# Please advise/recommend quality brand for 5x10x6 kennel



## Guest (Dec 23, 2006)

I am looking to buy a 5x10x6 kennel to put at the in-laws so my lab has a place to stay when we visit. I am looking for any input on best brands and quality. Thanks for any advice.


----------



## Carol Cassity (Aug 19, 2004)

I bought an Options Plus Kennel out of Ohio and like them very much. I was able to assemble and move it by myself. I set-up two indoor kennels in a spare bedroom in around an hour.

Carol


----------



## Pushbutton2 (Apr 9, 2004)

*Man*

2 years ago I was a my HRC training My 5 month old lab and the guy that was teaching us was a metal.... guy. He was saying something about hot vs cold rolled and hot dip vs Galvanized vs...... It's bee so long I proboably shouldn't even be posting.
But what I was left with out of the conversation was one of the aformetioned would have little spikes on it. When the dog would jump against the fence it could/would rip its pad on them. One of the coatings was prone to be licked by the dog more than the other and it could make the dog sick. So if he was going to buy a new Kennel he would go with XYZ because it did this thta or the other and was therefore safer the dog.

About 3 months after the class I took over the club newsletter, I tried in vain to get him to write an article about that conversation. He never did! I was bummed out. I have been half heartedly trying to figure out what he was talking about.

__Provided information__.
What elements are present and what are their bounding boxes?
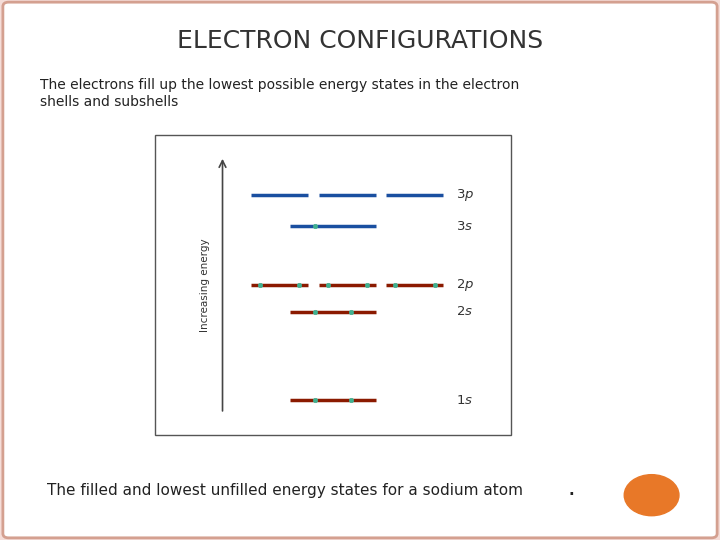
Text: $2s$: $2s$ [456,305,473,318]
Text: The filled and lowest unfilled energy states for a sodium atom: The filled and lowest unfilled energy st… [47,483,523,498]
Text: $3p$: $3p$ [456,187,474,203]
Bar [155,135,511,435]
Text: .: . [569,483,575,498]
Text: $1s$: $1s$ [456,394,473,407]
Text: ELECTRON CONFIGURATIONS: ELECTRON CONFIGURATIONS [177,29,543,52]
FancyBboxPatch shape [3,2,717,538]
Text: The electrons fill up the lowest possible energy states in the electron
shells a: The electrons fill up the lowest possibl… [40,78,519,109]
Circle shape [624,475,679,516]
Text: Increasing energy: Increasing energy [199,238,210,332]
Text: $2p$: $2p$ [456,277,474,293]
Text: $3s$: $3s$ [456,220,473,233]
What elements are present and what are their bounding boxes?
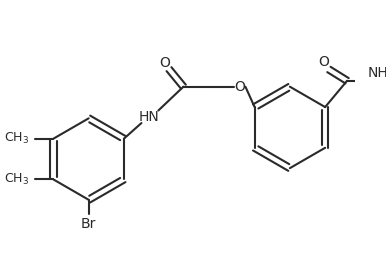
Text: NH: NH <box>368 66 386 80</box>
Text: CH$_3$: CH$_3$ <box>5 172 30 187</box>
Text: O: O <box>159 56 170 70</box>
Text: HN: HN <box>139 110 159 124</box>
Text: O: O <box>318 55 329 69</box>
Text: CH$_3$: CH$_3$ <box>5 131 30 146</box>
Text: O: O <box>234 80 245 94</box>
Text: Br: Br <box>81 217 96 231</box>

__Required work__.
[A] In the kennel thread, about how long did Carol Cassity take to set up two indoor kennels?
[B] Transcribe the part of the kennel thread from "## Pushbutton2 (Apr" up to and including "even be posting.".
[C] Write the next part of the kennel thread, continuing after its final sentence.
The records have no connection to the kennel thread.

__Exercise answers__.
[A] Around an hour.

[B]
## Pushbutton2 (Apr 9, 2004)

*Man*

2 years ago I was a my HRC training My 5 month old lab and the guy that was teaching us was a metal.... guy. He was saying something about hot vs cold rolled and hot dip vs Galvanized vs...... It's bee so long I proboably shouldn't even be posting.

[C]
Again It has been @ 2 - 2 1/2 years.

Sorry this is so VAgue. Maybe someone will fill inthe blanks for us.


----------



## Paradox (Nov 9, 2006)

I purchased behlen kennel pannels (http://www.behlencountry.com/dogs/magnum/panels/) from our local farm supply store last spring. Not only were they less expensive than the Priefert panels but the are also made with a heavier gauge wire and a middle vertical support post. So far I am very pleased with them.
Wayn


----------



## Greg Seddon (Jan 7, 2005)

Here are two kennel run company’s I would take a look at. 

*Options Plus *
http://www.optionsplus.com/index.htm

*Mason Company*
http://www.masonco.com/


----------



## DKR (May 9, 2003)

You might also check into Priefert Kennels they make a great kennel and you can get them at most farm supply stores in the City. I think Tractor Supply and Orshlen (sp?) carry them.


----------



## Brad B (Apr 29, 2004)

I have Priefert and love them.


----------



## Guest (Dec 27, 2006)

Thanks for everyone's help with this. I called a few places and checked some websites based on the advice. I found the Behlen Magnum Kennel to be the best value and Tractor Supply carries Behlen. The Behlen has the heaviest gage steel at 6 and the tubing is 18 gage. Tractor Supply said they can special order the 5x10X6 and they quoted a price of $448 and some change. Looks like a great deal for what I am needing.

Thanks again!!


----------



## Norm 66 (Mar 25, 2005)

We love our Priefert. It's going on 2 years and still looks brand new .


----------



## Guest (Jan 2, 2007)

Yup... we went with the Behlen Magnum's too, and they're great pannels!


----------



## WRL (Jan 4, 2003)

I've had my priefert kennels less than a year and the welds are starting to pop on them.

I've got some Elite Kennels made by Tartar Gate Company and the latching mechanism is terrible. It doesn't hold up and recently a dog got out of a run and got hit by a car.

The latching mechanism looks similar to the ones on the Behlen kennels from the pictures posted.

I also have some of the AKC kennels and the welds have started to pop on those too. I've had them less than a month. Plus the doors and the latches have issues.

WRL


----------



## Polock (Jan 6, 2003)

Mason Kennels..................without a doubt!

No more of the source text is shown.